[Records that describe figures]
## Start

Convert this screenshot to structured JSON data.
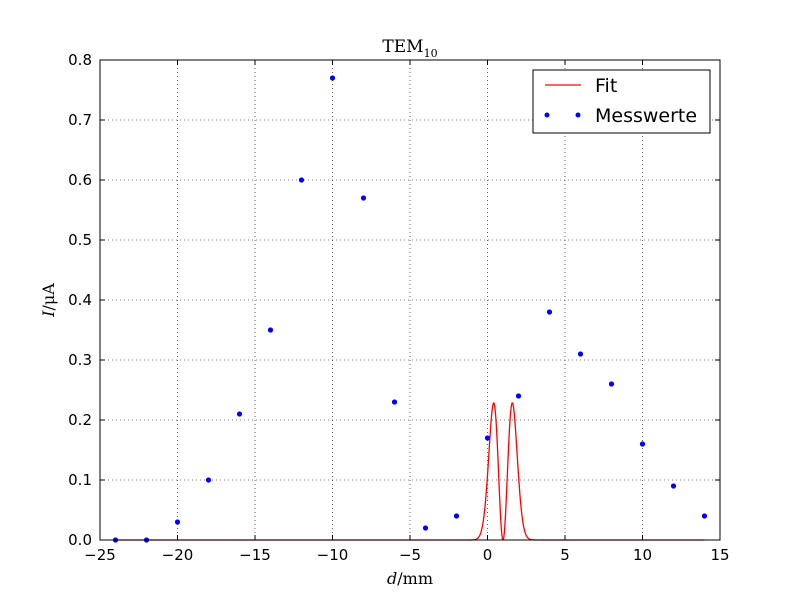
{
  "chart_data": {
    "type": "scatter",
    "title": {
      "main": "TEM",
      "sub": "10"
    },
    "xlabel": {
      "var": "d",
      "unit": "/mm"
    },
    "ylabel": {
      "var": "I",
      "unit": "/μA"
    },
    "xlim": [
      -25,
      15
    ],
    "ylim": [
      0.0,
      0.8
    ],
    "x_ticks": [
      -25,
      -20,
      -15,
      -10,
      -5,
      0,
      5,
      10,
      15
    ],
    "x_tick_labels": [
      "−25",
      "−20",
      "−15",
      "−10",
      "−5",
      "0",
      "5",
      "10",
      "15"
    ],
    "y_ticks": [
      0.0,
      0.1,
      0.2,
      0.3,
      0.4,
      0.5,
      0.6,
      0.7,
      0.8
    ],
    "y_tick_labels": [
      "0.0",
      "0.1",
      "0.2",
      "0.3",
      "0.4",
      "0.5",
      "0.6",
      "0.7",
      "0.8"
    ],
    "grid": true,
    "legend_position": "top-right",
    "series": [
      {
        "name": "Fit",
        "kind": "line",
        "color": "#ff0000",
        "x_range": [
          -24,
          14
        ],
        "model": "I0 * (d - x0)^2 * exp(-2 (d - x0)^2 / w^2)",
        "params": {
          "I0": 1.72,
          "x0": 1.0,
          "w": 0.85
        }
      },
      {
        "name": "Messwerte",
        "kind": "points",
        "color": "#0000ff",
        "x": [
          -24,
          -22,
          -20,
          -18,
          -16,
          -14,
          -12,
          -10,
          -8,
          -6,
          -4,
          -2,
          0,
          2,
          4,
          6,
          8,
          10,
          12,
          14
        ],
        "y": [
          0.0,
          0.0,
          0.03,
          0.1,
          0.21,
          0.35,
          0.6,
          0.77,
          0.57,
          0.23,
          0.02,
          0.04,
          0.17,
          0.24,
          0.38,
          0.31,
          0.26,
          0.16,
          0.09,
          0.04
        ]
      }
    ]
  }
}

## End
## Start

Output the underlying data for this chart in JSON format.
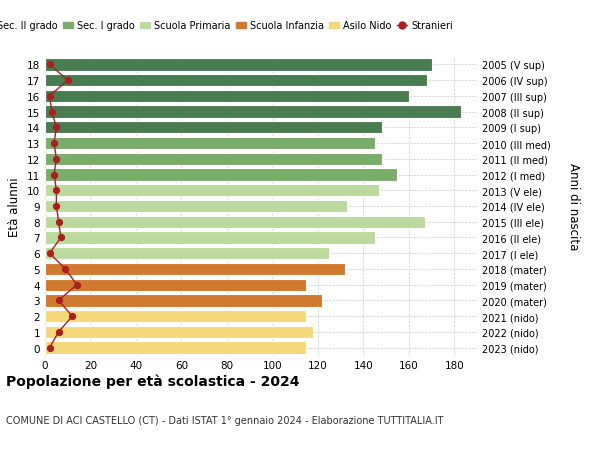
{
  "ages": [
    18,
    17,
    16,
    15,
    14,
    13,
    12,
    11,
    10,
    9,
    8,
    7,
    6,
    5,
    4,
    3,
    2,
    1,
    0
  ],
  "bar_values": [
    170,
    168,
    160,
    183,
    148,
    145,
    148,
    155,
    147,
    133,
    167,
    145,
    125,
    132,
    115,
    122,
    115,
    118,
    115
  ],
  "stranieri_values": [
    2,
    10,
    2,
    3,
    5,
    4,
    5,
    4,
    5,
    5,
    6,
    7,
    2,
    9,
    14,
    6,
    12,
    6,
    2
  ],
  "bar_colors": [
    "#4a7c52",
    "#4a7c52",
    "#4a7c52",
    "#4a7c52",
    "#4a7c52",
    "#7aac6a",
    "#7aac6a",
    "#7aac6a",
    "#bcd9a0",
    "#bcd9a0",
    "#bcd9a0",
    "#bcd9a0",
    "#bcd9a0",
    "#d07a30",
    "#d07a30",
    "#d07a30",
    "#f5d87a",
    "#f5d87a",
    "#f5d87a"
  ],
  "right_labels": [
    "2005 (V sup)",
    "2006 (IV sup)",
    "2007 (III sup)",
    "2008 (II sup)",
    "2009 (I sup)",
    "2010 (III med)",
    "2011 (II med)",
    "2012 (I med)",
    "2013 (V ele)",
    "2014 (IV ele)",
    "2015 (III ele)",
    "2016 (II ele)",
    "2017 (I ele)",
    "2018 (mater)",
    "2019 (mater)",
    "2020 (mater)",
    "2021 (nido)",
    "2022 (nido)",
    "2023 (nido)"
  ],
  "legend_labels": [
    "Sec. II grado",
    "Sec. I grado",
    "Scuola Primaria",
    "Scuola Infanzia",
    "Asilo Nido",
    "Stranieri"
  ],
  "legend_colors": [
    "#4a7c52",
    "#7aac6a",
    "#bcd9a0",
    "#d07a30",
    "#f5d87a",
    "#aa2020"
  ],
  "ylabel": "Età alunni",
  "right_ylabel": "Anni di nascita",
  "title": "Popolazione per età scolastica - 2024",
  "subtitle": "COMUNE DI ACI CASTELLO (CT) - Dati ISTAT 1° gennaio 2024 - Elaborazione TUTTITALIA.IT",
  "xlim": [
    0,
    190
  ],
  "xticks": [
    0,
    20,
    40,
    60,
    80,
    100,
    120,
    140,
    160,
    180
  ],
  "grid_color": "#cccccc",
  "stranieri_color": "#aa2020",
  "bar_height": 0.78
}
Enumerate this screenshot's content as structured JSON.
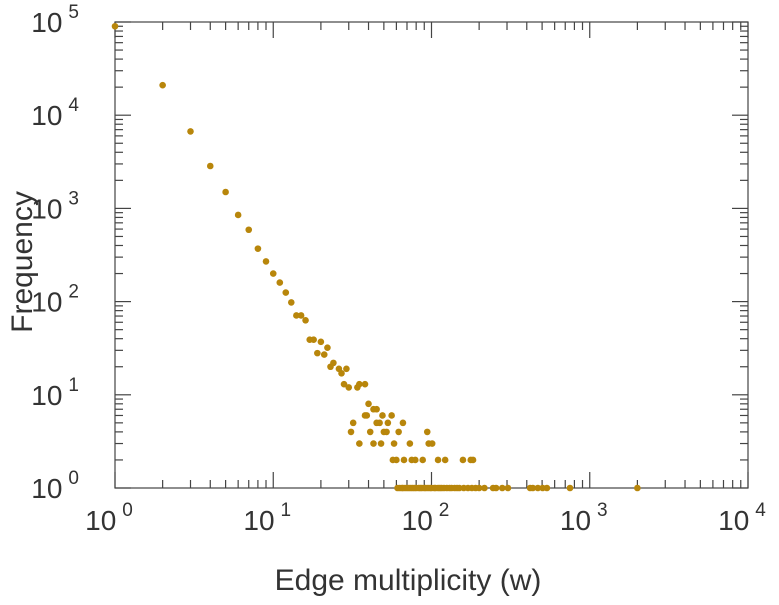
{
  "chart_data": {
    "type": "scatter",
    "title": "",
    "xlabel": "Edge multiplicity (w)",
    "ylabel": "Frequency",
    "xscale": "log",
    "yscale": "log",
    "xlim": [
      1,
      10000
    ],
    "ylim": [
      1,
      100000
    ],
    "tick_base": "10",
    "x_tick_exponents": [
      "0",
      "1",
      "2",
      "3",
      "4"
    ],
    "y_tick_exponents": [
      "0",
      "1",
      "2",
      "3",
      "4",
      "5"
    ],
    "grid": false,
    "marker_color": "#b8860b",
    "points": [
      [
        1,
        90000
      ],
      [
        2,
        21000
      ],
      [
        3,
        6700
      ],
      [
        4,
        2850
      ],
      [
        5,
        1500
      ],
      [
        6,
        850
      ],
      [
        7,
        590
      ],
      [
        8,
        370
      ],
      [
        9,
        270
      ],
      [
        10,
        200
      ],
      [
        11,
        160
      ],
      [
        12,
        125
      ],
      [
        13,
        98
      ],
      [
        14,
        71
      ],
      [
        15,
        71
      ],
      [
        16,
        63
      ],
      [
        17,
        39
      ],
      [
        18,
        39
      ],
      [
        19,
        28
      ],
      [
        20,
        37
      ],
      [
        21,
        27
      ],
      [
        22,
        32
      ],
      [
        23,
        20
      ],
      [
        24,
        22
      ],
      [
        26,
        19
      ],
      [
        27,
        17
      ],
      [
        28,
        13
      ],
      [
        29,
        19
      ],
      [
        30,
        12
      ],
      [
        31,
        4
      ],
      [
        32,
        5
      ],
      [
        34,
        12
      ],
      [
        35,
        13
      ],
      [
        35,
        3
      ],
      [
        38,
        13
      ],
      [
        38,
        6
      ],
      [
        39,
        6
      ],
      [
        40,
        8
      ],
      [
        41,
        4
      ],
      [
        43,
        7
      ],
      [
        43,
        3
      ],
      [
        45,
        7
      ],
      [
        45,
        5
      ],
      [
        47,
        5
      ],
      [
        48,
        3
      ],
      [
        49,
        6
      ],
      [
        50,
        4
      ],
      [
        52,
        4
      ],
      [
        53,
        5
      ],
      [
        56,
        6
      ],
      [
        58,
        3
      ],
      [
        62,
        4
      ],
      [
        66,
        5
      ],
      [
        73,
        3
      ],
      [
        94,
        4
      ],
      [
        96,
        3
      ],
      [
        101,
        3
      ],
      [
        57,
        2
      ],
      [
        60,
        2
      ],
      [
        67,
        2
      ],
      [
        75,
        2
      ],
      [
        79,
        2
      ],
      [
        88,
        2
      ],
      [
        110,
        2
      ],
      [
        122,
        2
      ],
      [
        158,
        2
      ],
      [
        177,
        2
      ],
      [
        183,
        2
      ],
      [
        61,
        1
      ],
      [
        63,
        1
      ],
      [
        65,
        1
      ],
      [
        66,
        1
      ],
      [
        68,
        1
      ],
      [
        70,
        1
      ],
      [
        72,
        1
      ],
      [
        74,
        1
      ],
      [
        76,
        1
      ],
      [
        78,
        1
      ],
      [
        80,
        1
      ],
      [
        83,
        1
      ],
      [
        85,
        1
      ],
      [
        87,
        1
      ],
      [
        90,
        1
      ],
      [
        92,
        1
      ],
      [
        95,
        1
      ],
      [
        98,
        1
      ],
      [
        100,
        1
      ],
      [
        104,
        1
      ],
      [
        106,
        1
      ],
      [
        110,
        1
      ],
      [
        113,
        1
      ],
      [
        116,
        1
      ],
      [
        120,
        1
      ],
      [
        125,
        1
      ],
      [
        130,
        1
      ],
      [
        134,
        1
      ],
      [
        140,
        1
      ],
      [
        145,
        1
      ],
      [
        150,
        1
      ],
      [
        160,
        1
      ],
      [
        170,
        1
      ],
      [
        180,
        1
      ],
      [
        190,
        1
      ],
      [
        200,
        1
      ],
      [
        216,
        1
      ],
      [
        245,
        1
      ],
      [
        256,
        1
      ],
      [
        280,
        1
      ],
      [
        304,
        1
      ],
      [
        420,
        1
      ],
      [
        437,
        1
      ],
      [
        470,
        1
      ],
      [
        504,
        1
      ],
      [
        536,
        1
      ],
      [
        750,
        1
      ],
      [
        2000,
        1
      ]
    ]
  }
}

## End

**THE TASK**
Scan the records above for the string "screenshot", then select every line that holds it.

**REPLY**
Convert this screenshot to structured JSON data.
Enumerate this screenshot's content as structured JSON.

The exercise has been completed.